Exercise description: Copy each line below that includes "Einkommen".

Stored records:
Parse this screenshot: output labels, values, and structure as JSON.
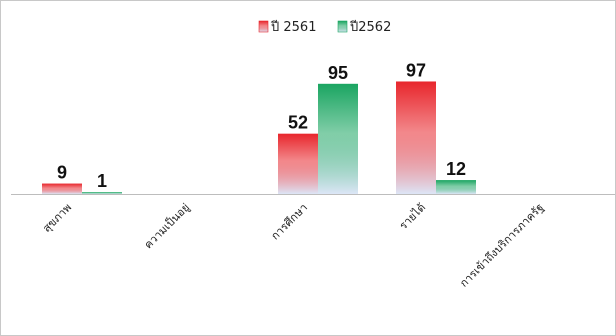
{
  "chart_data": {
    "type": "bar",
    "title": "",
    "xlabel": "",
    "ylabel": "",
    "ylim": [
      0,
      100
    ],
    "grid": false,
    "legend_position": "top",
    "categories": [
      "สุขภาพ",
      "ความเป็นอยู่",
      "การศึกษา",
      "รายได้",
      "การเข้าถึงบริการภาครัฐ"
    ],
    "series": [
      {
        "name": "ปี 2561",
        "color_top": "#e8262c",
        "color_bottom": "#dde6f7",
        "values": [
          9,
          null,
          52,
          97,
          null
        ]
      },
      {
        "name": "ปี2562",
        "color_top": "#1aa561",
        "color_bottom": "#dde6f7",
        "values": [
          1,
          null,
          95,
          12,
          null
        ]
      }
    ]
  }
}
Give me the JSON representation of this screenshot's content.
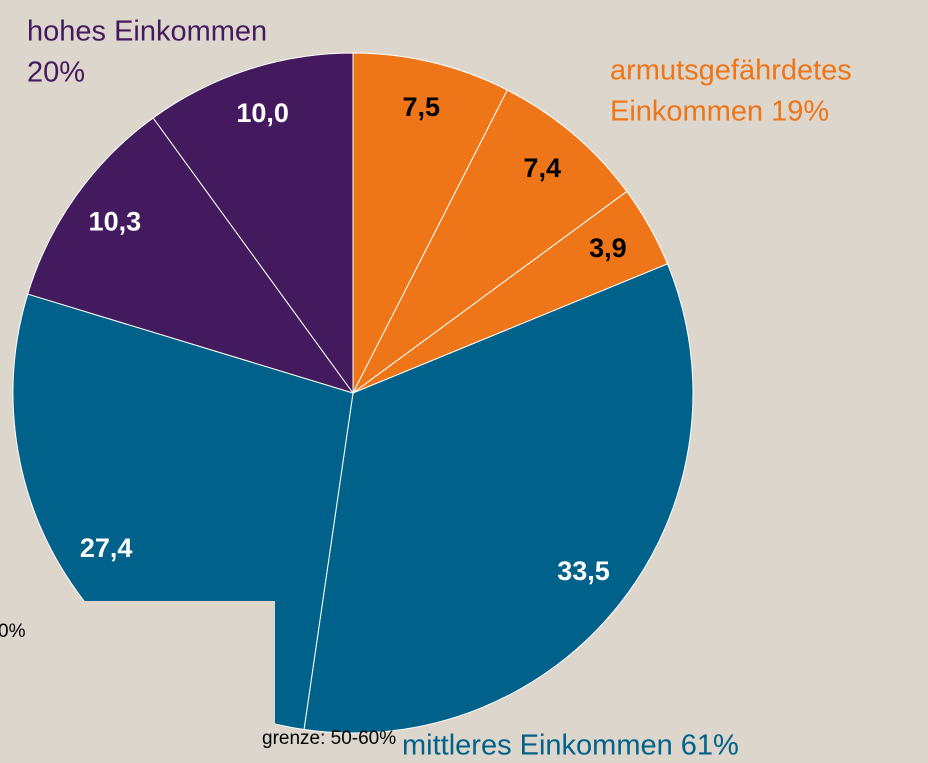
{
  "chart_data": {
    "type": "pie",
    "categories": [
      null,
      null,
      null,
      null,
      null,
      null,
      null
    ],
    "values": [
      7.5,
      7.4,
      3.9,
      33.5,
      27.4,
      10.3,
      10.0
    ],
    "value_labels": [
      "7,5",
      "7,4",
      "3,9",
      "33,5",
      "27,4",
      "10,3",
      "10,0"
    ],
    "colors": [
      "#ee7518",
      "#ee7518",
      "#ee7518",
      "#00628a",
      "#00628a",
      "#441a5e",
      "#441a5e"
    ],
    "label_colors": [
      "#000000",
      "#000000",
      "#000000",
      "#ffffff",
      "#ffffff",
      "#ffffff",
      "#ffffff"
    ],
    "groups": [
      {
        "lines": [
          "armutsgefährdetes",
          "Einkommen 19%"
        ],
        "color": "#ee7518"
      },
      {
        "lines": [
          "mittleres Einkommen 61%"
        ],
        "color": "#00628a"
      },
      {
        "lines": [
          "hohes Einkommen",
          "20%"
        ],
        "color": "#441a5e"
      }
    ],
    "annotations": [
      "0%",
      "grenze: 50-60%"
    ]
  }
}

Answer below:
          "Einkommen 19%"
          "mittleres Einkommen 61%"
          "hohes Einkommen",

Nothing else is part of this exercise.